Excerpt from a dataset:
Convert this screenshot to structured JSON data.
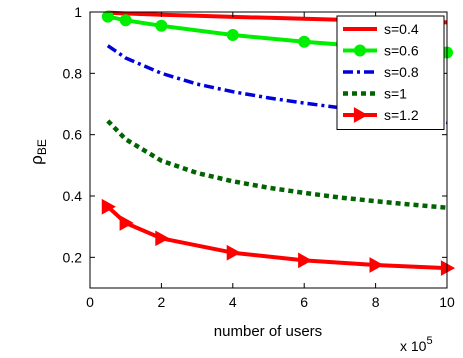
{
  "chart_data": {
    "type": "line",
    "title": "",
    "xlabel": "number of users",
    "ylabel_main": "ρ",
    "ylabel_sub": "BE",
    "x_multiplier_base": "x 10",
    "x_multiplier_exp": "5",
    "xlim": [
      0,
      10
    ],
    "ylim": [
      0.1,
      1.0
    ],
    "xticks": [
      0,
      2,
      4,
      6,
      8,
      10
    ],
    "yticks": [
      0.2,
      0.4,
      0.6,
      0.8,
      1
    ],
    "xtick_labels": [
      "0",
      "2",
      "4",
      "6",
      "8",
      "10"
    ],
    "ytick_labels": [
      "0.2",
      "0.4",
      "0.6",
      "0.8",
      "1"
    ],
    "grid": false,
    "legend_position": "top-right",
    "series": [
      {
        "name": "s=0.4",
        "color": "#ff0000",
        "style": "solid",
        "marker": "none",
        "x": [
          0.5,
          1,
          2,
          3,
          4,
          5,
          6,
          7,
          8,
          9,
          10
        ],
        "y": [
          0.998,
          0.995,
          0.991,
          0.988,
          0.984,
          0.981,
          0.978,
          0.975,
          0.972,
          0.969,
          0.966
        ]
      },
      {
        "name": "s=0.6",
        "color": "#00ee00",
        "style": "solid",
        "marker": "circle",
        "x": [
          0.5,
          1,
          2,
          4,
          6,
          8,
          10
        ],
        "y": [
          0.985,
          0.973,
          0.955,
          0.925,
          0.903,
          0.885,
          0.868
        ]
      },
      {
        "name": "s=0.8",
        "color": "#0000dd",
        "style": "dashdot",
        "marker": "none",
        "x": [
          0.5,
          1,
          2,
          3,
          4,
          5,
          6,
          7,
          8,
          9,
          10
        ],
        "y": [
          0.89,
          0.85,
          0.8,
          0.765,
          0.74,
          0.72,
          0.703,
          0.688,
          0.675,
          0.663,
          0.64
        ]
      },
      {
        "name": "s=1",
        "color": "#006400",
        "style": "dotted",
        "marker": "none",
        "x": [
          0.5,
          1,
          2,
          3,
          4,
          5,
          6,
          7,
          8,
          9,
          10
        ],
        "y": [
          0.645,
          0.585,
          0.515,
          0.475,
          0.448,
          0.427,
          0.41,
          0.395,
          0.383,
          0.372,
          0.362
        ]
      },
      {
        "name": "s=1.2",
        "color": "#ff0000",
        "style": "solid",
        "marker": "triangle-right",
        "x": [
          0.5,
          1,
          2,
          4,
          6,
          8,
          10
        ],
        "y": [
          0.365,
          0.312,
          0.262,
          0.215,
          0.19,
          0.175,
          0.165
        ]
      }
    ]
  }
}
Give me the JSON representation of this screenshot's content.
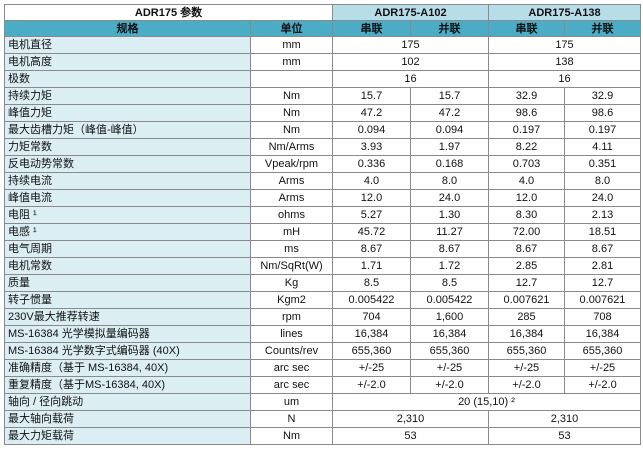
{
  "title": "ADR175 参数",
  "models": [
    "ADR175-A102",
    "ADR175-A138"
  ],
  "header": {
    "spec": "规格",
    "unit": "单位",
    "series": "串联",
    "parallel": "并联"
  },
  "rows": [
    {
      "label": "电机直径",
      "unit": "mm",
      "merge": "pair",
      "values": [
        "175",
        "175"
      ]
    },
    {
      "label": "电机高度",
      "unit": "mm",
      "merge": "pair",
      "values": [
        "102",
        "138"
      ]
    },
    {
      "label": "极数",
      "unit": "",
      "merge": "pair",
      "values": [
        "16",
        "16"
      ]
    },
    {
      "label": "持续力矩",
      "unit": "Nm",
      "merge": "none",
      "values": [
        "15.7",
        "15.7",
        "32.9",
        "32.9"
      ]
    },
    {
      "label": "峰值力矩",
      "unit": "Nm",
      "merge": "none",
      "values": [
        "47.2",
        "47.2",
        "98.6",
        "98.6"
      ]
    },
    {
      "label": "最大齿槽力矩（峰值-峰值）",
      "unit": "Nm",
      "merge": "none",
      "values": [
        "0.094",
        "0.094",
        "0.197",
        "0.197"
      ]
    },
    {
      "label": "力矩常数",
      "unit": "Nm/Arms",
      "merge": "none",
      "values": [
        "3.93",
        "1.97",
        "8.22",
        "4.11"
      ]
    },
    {
      "label": "反电动势常数",
      "unit": "Vpeak/rpm",
      "merge": "none",
      "values": [
        "0.336",
        "0.168",
        "0.703",
        "0.351"
      ]
    },
    {
      "label": "持续电流",
      "unit": "Arms",
      "merge": "none",
      "values": [
        "4.0",
        "8.0",
        "4.0",
        "8.0"
      ]
    },
    {
      "label": "峰值电流",
      "unit": "Arms",
      "merge": "none",
      "values": [
        "12.0",
        "24.0",
        "12.0",
        "24.0"
      ]
    },
    {
      "label": "电阻 ¹",
      "unit": "ohms",
      "merge": "none",
      "values": [
        "5.27",
        "1.30",
        "8.30",
        "2.13"
      ]
    },
    {
      "label": "电感 ¹",
      "unit": "mH",
      "merge": "none",
      "values": [
        "45.72",
        "11.27",
        "72.00",
        "18.51"
      ]
    },
    {
      "label": "电气周期",
      "unit": "ms",
      "merge": "none",
      "values": [
        "8.67",
        "8.67",
        "8.67",
        "8.67"
      ]
    },
    {
      "label": "电机常数",
      "unit": "Nm/SqRt(W)",
      "merge": "none",
      "values": [
        "1.71",
        "1.72",
        "2.85",
        "2.81"
      ]
    },
    {
      "label": "质量",
      "unit": "Kg",
      "merge": "none",
      "values": [
        "8.5",
        "8.5",
        "12.7",
        "12.7"
      ]
    },
    {
      "label": "转子惯量",
      "unit": "Kgm2",
      "merge": "none",
      "values": [
        "0.005422",
        "0.005422",
        "0.007621",
        "0.007621"
      ]
    },
    {
      "label": "230V最大推荐转速",
      "unit": "rpm",
      "merge": "none",
      "values": [
        "704",
        "1,600",
        "285",
        "708"
      ]
    },
    {
      "label": "MS-16384 光学模拟量编码器",
      "unit": "lines",
      "merge": "none",
      "values": [
        "16,384",
        "16,384",
        "16,384",
        "16,384"
      ]
    },
    {
      "label": "MS-16384 光学数字式编码器 (40X)",
      "unit": "Counts/rev",
      "merge": "none",
      "values": [
        "655,360",
        "655,360",
        "655,360",
        "655,360"
      ]
    },
    {
      "label": "准确精度（基于 MS-16384, 40X)",
      "unit": "arc sec",
      "merge": "none",
      "values": [
        "+/-25",
        "+/-25",
        "+/-25",
        "+/-25"
      ]
    },
    {
      "label": "重复精度（基于MS-16384, 40X)",
      "unit": "arc sec",
      "merge": "none",
      "values": [
        "+/-2.0",
        "+/-2.0",
        "+/-2.0",
        "+/-2.0"
      ]
    },
    {
      "label": "轴向 / 径向跳动",
      "unit": "um",
      "merge": "all",
      "values": [
        "20 (15,10) ²"
      ]
    },
    {
      "label": "最大轴向载荷",
      "unit": "N",
      "merge": "pair",
      "values": [
        "2,310",
        "2,310"
      ]
    },
    {
      "label": "最大力矩载荷",
      "unit": "Nm",
      "merge": "pair",
      "values": [
        "53",
        "53"
      ]
    }
  ]
}
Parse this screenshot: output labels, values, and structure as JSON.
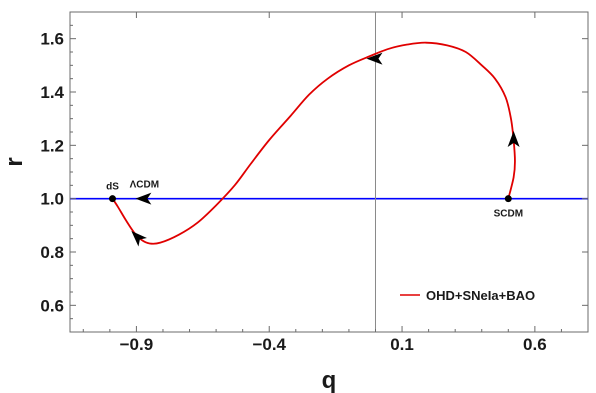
{
  "chart_data": {
    "type": "line",
    "xlabel": "q",
    "ylabel": "r",
    "xlim": [
      -1.15,
      0.8
    ],
    "ylim": [
      0.5,
      1.7
    ],
    "xticks": [
      -0.9,
      -0.4,
      0.1,
      0.6
    ],
    "yticks": [
      0.6,
      0.8,
      1.0,
      1.2,
      1.4,
      1.6
    ],
    "xtick_labels": [
      "−0.9",
      "−0.4",
      "0.1",
      "0.6"
    ],
    "ytick_labels": [
      "0.6",
      "0.8",
      "1.0",
      "1.2",
      "1.4",
      "1.6"
    ],
    "grid": false,
    "legend_position": "bottom-right",
    "reference_lines": [
      {
        "orientation": "horizontal",
        "value": 1.0,
        "color": "#0000ff"
      },
      {
        "orientation": "vertical",
        "value": 0.0,
        "color": "#888888"
      }
    ],
    "series": [
      {
        "name": "OHD+SNeIa+BAO",
        "color": "#e00000",
        "points": [
          [
            0.5,
            1.0
          ],
          [
            0.52,
            1.08
          ],
          [
            0.525,
            1.14
          ],
          [
            0.52,
            1.22
          ],
          [
            0.51,
            1.3
          ],
          [
            0.49,
            1.38
          ],
          [
            0.45,
            1.45
          ],
          [
            0.4,
            1.5
          ],
          [
            0.34,
            1.55
          ],
          [
            0.27,
            1.575
          ],
          [
            0.19,
            1.585
          ],
          [
            0.12,
            1.578
          ],
          [
            0.05,
            1.562
          ],
          [
            -0.02,
            1.535
          ],
          [
            -0.1,
            1.5
          ],
          [
            -0.18,
            1.45
          ],
          [
            -0.25,
            1.39
          ],
          [
            -0.32,
            1.31
          ],
          [
            -0.4,
            1.22
          ],
          [
            -0.47,
            1.13
          ],
          [
            -0.53,
            1.05
          ],
          [
            -0.6,
            0.975
          ],
          [
            -0.67,
            0.91
          ],
          [
            -0.74,
            0.865
          ],
          [
            -0.81,
            0.835
          ],
          [
            -0.85,
            0.832
          ],
          [
            -0.88,
            0.845
          ],
          [
            -0.91,
            0.875
          ],
          [
            -0.94,
            0.92
          ],
          [
            -0.97,
            0.97
          ],
          [
            -0.99,
            1.0
          ]
        ]
      }
    ],
    "arrows": [
      {
        "at": [
          0.52,
          1.22
        ],
        "direction": "up"
      },
      {
        "at": [
          0.0,
          1.525
        ],
        "direction": "left"
      },
      {
        "at": [
          -0.87,
          1.0
        ],
        "direction": "left"
      },
      {
        "at": [
          -0.895,
          0.855
        ],
        "direction": "up-left"
      }
    ],
    "points": [
      {
        "label": "dS",
        "x": -0.99,
        "y": 1.0,
        "label_pos": "above"
      },
      {
        "label": "SCDM",
        "x": 0.5,
        "y": 1.0,
        "label_pos": "below"
      }
    ],
    "annotations": [
      {
        "text": "ΛCDM",
        "x": -0.87,
        "y": 1.0,
        "pos": "above"
      }
    ]
  }
}
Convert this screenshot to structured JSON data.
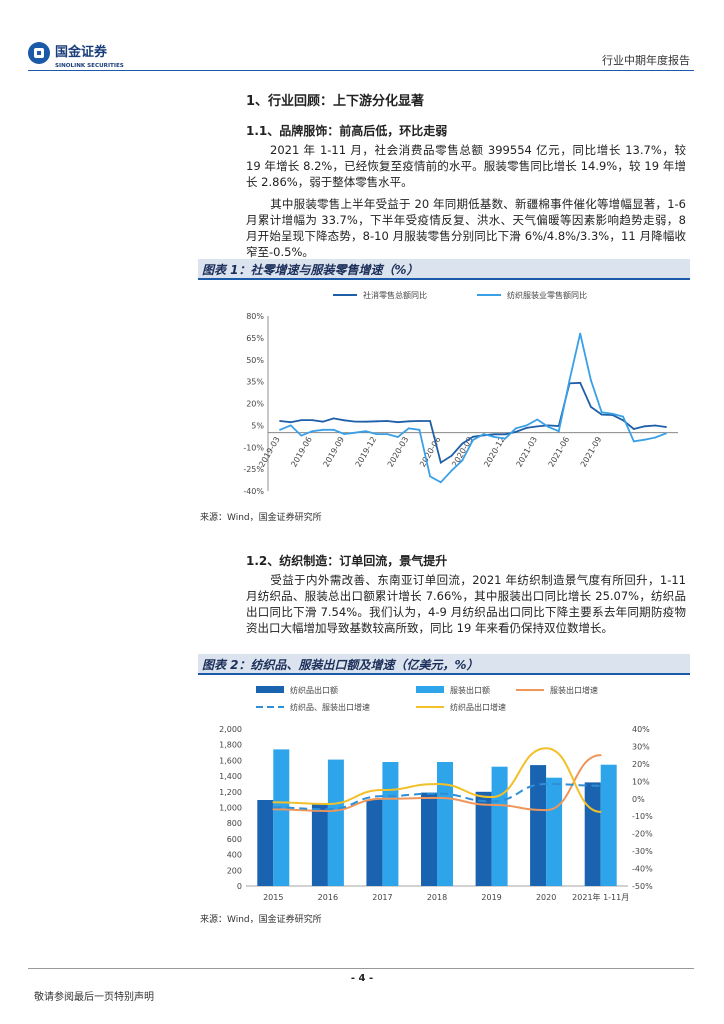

GIVEN EXERCISE:
Gather all lines where the word "direction" appears.

EXERCISE RESULT:
        "direction": "up"
        "direction": "left"
        "direction": "left"
        "direction": "up-left"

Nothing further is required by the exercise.